(Data excerpts)
^^^^^^^^
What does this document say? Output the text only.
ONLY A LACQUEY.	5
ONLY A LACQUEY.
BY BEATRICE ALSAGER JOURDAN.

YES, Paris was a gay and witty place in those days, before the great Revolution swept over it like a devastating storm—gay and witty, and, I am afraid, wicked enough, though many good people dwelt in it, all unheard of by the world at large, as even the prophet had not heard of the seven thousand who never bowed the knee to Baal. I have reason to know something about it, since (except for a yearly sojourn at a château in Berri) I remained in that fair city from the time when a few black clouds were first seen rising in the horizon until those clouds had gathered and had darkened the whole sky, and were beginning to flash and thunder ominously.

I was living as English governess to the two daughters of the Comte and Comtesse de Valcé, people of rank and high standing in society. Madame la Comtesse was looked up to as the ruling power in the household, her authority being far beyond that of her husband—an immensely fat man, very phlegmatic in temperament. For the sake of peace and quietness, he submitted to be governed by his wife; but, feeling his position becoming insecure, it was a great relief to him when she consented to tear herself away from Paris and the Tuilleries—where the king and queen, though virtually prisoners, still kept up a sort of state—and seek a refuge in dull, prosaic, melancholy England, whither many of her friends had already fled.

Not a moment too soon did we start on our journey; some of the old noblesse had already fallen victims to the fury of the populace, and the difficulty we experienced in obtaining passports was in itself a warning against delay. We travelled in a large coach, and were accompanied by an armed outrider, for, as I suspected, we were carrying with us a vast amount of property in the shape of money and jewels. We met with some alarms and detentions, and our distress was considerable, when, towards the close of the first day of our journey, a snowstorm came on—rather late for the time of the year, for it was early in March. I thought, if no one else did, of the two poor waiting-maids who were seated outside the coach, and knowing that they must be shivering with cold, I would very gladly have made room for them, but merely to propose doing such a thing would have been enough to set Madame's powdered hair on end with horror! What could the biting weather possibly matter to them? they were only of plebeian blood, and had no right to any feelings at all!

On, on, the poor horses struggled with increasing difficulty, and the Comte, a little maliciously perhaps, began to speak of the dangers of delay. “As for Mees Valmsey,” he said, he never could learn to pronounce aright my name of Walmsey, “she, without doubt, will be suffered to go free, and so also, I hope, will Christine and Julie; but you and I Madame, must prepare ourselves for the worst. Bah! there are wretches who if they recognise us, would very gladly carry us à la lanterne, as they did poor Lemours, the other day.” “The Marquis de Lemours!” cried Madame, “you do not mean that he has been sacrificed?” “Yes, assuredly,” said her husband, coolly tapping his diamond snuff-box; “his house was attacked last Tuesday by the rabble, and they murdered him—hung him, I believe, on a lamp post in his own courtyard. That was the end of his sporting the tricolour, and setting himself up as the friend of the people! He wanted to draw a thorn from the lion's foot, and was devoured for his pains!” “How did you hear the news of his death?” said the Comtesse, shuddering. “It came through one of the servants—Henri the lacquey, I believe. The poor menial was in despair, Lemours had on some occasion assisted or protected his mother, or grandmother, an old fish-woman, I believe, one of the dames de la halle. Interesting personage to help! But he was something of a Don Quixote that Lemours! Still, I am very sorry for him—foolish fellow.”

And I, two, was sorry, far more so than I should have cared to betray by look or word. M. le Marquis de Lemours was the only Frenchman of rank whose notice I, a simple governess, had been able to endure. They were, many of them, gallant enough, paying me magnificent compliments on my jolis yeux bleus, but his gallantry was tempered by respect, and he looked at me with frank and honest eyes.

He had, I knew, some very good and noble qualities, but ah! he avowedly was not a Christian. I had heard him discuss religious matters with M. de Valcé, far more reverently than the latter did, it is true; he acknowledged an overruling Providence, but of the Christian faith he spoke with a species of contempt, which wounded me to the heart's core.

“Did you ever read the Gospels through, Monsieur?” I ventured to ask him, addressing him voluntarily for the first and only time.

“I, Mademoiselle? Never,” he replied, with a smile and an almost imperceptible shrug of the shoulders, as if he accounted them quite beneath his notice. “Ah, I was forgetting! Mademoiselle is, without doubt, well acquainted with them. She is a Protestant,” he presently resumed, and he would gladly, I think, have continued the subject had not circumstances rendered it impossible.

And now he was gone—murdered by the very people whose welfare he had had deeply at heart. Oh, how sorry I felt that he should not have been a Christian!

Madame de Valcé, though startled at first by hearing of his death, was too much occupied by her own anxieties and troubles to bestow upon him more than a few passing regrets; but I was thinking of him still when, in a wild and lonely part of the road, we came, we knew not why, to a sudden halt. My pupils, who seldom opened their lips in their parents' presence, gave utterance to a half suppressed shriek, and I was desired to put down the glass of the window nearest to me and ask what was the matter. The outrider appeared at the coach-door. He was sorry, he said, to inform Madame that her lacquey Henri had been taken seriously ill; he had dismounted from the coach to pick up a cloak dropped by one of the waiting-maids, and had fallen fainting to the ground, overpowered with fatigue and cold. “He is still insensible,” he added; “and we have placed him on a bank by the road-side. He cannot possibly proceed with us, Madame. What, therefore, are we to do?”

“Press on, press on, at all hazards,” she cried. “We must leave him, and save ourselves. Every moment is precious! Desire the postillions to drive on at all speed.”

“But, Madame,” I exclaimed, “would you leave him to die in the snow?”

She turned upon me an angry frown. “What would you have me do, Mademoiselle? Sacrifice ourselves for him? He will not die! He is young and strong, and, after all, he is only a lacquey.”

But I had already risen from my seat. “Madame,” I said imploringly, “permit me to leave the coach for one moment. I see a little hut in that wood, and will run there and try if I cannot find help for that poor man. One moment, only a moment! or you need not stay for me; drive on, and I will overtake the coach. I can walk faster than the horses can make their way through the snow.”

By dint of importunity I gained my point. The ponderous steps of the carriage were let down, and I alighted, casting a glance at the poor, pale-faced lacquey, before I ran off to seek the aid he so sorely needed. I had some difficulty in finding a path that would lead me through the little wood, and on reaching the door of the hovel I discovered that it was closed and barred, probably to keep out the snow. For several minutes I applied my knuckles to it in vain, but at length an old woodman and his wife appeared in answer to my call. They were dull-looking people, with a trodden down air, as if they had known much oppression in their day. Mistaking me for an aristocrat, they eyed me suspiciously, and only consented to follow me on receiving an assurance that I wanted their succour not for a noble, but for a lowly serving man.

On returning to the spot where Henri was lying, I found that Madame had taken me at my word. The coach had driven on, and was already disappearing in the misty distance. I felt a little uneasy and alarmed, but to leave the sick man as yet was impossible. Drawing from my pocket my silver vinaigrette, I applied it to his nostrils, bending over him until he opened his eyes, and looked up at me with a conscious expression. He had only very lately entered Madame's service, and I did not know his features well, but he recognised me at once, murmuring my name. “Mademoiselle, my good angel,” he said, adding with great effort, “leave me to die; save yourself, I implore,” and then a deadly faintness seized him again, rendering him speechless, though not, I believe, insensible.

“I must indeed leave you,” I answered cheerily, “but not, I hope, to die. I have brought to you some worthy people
^^^^^^^^
• [EXERCISE GOAL] Which lines hold the word "heard"? Copy every one of them.

• [THE REPLY]
YES, Paris was a gay and witty place in those days, before the great Revolution swept over it like a devastating storm—gay and witty, and, I am afraid, wicked enough, though many good people dwelt in it, all unheard of by the world at large, as even the prophet had not heard of the seven thousand who never bowed the knee to Baal. I have reason to know something about it, since (except for a yearly sojourn at a château in Berri) I remained in that fair city from the time when a few black clouds were first seen rising in the horizon until those clouds had gathered and had darkened the whole sky, and were beginning to flash and thunder ominously.
He had, I knew, some very good and noble qualities, but ah! he avowedly was not a Christian. I had heard him discuss religious matters with M. de Valcé, far more reverently than the latter did, it is true; he acknowledged an overruling Providence, but of the Christian faith he spoke with a species of contempt, which wounded me to the heart's core.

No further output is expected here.